Exercise 1:
According to the July 17th reflection, where did the writer's stability come from?

Given text:
+--
Daily Reflections reading July 17th
Surrender And Self-examinations
My stability came out of trying to give, not out
of demanding that I receive. Thus I think it can work out with emotional
sobriety. If we examine every disturbance we have, great or small, we will find
at the root of it some unhealthy dependency and its consequent unhealthy
demand. Let us, with God’s help, continually surrender these hobbling demands.
Then we can be set free to live and love; we may then be able to Twelfth Step
ourselves and others into emotional sobriety.
THE LANGUAGE OF THE HEART, p. 238
Years of dependency on alcohol as a chemical mood-changer deprived me of the capability to interact emotionally with my fellows. I thought I had to be self-sufficient, self-reliant, and self-motivated in a world of unreliable people. Finally I lost my self-respect and was left with dependency, lacking any ability to trust myself or to believe in anything. Surrender and self-examination while sharing with newcomers helped me to ask humbly for help.
+--
Some records:
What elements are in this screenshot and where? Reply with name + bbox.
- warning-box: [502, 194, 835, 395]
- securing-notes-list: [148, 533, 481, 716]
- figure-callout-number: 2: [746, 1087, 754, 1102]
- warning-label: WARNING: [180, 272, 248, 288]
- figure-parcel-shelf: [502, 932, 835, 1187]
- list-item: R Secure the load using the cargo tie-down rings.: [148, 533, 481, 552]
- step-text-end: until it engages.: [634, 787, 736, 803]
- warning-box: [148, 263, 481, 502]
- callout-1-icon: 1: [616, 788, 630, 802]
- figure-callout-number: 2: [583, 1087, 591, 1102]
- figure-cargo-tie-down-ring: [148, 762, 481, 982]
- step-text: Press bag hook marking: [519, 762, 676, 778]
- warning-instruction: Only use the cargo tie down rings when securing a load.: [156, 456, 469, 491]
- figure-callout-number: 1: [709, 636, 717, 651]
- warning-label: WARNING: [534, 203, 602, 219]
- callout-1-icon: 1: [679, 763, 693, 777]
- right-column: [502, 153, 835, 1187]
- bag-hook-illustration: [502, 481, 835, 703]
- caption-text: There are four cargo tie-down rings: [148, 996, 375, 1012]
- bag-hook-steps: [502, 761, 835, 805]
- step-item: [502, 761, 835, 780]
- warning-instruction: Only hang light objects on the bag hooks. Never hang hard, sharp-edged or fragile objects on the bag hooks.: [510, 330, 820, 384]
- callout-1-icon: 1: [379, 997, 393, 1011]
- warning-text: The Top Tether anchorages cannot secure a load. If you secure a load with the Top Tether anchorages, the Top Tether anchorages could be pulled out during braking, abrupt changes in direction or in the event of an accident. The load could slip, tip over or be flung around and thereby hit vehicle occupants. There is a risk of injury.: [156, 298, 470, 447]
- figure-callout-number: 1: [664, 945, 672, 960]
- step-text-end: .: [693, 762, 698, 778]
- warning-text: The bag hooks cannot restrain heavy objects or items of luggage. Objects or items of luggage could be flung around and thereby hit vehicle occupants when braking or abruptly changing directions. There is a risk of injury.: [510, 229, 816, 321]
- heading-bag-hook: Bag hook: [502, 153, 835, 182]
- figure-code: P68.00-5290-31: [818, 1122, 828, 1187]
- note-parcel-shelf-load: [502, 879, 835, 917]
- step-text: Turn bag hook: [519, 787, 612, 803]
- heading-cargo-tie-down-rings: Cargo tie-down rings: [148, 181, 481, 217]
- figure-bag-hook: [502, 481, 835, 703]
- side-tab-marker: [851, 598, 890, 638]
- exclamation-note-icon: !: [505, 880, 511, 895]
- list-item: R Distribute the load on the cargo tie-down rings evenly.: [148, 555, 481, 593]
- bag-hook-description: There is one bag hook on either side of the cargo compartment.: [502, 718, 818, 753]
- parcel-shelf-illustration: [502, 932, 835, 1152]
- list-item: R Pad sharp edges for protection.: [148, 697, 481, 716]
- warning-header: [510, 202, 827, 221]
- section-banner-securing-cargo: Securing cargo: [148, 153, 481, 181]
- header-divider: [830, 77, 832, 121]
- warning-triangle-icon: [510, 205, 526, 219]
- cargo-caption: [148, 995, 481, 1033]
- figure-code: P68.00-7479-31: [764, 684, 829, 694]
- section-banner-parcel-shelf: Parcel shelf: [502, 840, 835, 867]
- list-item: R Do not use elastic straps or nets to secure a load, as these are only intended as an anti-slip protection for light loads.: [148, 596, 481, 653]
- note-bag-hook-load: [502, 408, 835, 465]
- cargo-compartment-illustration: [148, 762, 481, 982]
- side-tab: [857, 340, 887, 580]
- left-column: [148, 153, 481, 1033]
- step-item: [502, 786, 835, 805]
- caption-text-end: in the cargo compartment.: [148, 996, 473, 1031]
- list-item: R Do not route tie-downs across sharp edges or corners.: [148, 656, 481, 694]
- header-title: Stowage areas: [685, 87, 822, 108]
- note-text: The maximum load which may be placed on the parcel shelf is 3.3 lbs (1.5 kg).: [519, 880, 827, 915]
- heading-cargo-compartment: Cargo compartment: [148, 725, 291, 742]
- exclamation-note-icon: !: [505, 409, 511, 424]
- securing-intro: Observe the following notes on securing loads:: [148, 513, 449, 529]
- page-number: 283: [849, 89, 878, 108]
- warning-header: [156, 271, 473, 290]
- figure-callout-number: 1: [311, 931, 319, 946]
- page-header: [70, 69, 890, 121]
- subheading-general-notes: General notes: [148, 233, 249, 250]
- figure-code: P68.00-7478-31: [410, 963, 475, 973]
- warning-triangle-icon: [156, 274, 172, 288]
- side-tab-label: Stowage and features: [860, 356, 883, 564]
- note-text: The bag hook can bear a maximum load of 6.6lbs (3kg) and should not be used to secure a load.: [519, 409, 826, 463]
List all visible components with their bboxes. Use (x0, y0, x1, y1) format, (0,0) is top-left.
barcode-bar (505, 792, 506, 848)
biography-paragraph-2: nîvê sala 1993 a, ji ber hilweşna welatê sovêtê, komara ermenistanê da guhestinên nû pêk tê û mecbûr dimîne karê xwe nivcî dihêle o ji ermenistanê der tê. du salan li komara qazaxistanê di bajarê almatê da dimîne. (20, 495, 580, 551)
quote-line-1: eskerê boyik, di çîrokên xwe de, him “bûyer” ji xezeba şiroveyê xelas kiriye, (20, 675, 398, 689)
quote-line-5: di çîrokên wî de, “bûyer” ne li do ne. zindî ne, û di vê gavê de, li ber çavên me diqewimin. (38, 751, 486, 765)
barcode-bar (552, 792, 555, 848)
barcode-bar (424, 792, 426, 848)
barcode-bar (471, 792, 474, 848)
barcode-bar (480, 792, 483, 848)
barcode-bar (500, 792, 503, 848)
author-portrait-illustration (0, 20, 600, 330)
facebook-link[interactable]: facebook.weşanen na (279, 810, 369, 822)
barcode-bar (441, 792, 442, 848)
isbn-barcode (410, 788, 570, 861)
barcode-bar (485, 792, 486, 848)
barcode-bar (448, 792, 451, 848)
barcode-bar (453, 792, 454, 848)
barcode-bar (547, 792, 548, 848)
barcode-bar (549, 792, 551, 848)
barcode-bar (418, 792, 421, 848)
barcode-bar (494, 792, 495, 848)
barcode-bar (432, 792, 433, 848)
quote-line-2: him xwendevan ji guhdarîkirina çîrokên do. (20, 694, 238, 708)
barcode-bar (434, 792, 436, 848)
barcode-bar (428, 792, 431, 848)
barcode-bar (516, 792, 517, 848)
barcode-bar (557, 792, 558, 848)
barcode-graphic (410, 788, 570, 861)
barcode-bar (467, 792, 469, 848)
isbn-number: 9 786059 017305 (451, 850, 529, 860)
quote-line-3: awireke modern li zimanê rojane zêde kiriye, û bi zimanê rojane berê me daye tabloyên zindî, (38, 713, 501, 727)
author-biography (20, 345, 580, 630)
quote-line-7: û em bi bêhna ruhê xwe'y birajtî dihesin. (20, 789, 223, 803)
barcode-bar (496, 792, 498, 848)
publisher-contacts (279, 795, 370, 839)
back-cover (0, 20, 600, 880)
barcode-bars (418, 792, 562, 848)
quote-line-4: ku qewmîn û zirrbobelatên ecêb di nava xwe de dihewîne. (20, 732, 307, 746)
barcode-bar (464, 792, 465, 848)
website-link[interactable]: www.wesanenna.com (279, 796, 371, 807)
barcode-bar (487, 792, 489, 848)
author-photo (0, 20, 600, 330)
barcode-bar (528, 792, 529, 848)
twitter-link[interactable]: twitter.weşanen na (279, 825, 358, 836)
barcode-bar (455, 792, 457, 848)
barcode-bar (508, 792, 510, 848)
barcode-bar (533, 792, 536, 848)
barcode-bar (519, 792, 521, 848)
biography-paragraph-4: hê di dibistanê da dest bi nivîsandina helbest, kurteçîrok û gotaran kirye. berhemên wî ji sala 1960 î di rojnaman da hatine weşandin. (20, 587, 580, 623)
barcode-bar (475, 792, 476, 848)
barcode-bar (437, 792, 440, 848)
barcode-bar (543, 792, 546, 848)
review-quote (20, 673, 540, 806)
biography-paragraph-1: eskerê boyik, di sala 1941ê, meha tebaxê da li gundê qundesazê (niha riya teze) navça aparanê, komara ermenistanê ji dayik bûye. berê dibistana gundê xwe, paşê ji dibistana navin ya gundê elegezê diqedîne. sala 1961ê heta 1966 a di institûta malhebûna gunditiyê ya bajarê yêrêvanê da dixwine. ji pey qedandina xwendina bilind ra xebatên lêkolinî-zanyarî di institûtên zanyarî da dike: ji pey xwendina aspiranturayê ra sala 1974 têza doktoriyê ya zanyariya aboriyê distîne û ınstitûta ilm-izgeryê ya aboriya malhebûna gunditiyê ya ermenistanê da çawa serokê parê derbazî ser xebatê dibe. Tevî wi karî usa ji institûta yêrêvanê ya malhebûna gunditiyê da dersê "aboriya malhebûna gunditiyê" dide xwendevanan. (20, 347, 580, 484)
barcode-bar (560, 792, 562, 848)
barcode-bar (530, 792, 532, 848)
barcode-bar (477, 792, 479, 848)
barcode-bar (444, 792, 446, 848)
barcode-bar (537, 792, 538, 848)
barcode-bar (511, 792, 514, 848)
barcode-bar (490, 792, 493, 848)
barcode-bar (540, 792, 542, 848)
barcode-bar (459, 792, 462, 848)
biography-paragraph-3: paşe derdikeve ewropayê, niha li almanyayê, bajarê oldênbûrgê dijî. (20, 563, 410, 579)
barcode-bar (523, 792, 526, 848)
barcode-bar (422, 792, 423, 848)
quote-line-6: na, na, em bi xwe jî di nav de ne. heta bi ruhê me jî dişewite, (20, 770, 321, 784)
+--
Exercise 2:
Reproduce the listing word for word, starting with its first line and going on through the line with "- figure-code: P68.00-5290-31: [818, 1122, 828, 1187]".

Task output 1:
It came from trying to give, not from demanding to receive.

Task output 2:
What elements are in this screenshot and where? Reply with name + bbox.
- warning-box: [502, 194, 835, 395]
- securing-notes-list: [148, 533, 481, 716]
- figure-callout-number: 2: [746, 1087, 754, 1102]
- warning-label: WARNING: [180, 272, 248, 288]
- figure-parcel-shelf: [502, 932, 835, 1187]
- list-item: R Secure the load using the cargo tie-down rings.: [148, 533, 481, 552]
- step-text-end: until it engages.: [634, 787, 736, 803]
- warning-box: [148, 263, 481, 502]
- callout-1-icon: 1: [616, 788, 630, 802]
- figure-callout-number: 2: [583, 1087, 591, 1102]
- figure-cargo-tie-down-ring: [148, 762, 481, 982]
- step-text: Press bag hook marking: [519, 762, 676, 778]
- warning-instruction: Only use the cargo tie down rings when securing a load.: [156, 456, 469, 491]
- figure-callout-number: 1: [709, 636, 717, 651]
- warning-label: WARNING: [534, 203, 602, 219]
- callout-1-icon: 1: [679, 763, 693, 777]
- right-column: [502, 153, 835, 1187]
- bag-hook-illustration: [502, 481, 835, 703]
- caption-text: There are four cargo tie-down rings: [148, 996, 375, 1012]
- bag-hook-steps: [502, 761, 835, 805]
- step-item: [502, 761, 835, 780]
- warning-instruction: Only hang light objects on the bag hooks. Never hang hard, sharp-edged or fragile objects on the bag hooks.: [510, 330, 820, 384]
- callout-1-icon: 1: [379, 997, 393, 1011]
- warning-text: The Top Tether anchorages cannot secure a load. If you secure a load with the Top Tether anchorages, the Top Tether anchorages could be pulled out during braking, abrupt changes in direction or in the event of an accident. The load could slip, tip over or be flung around and thereby hit vehicle occupants. There is a risk of injury.: [156, 298, 470, 447]
- figure-callout-number: 1: [664, 945, 672, 960]
- step-text-end: .: [693, 762, 698, 778]
- warning-text: The bag hooks cannot restrain heavy objects or items of luggage. Objects or items of luggage could be flung around and thereby hit vehicle occupants when braking or abruptly changing directions. There is a risk of injury.: [510, 229, 816, 321]
- heading-bag-hook: Bag hook: [502, 153, 835, 182]
- figure-code: P68.00-5290-31: [818, 1122, 828, 1187]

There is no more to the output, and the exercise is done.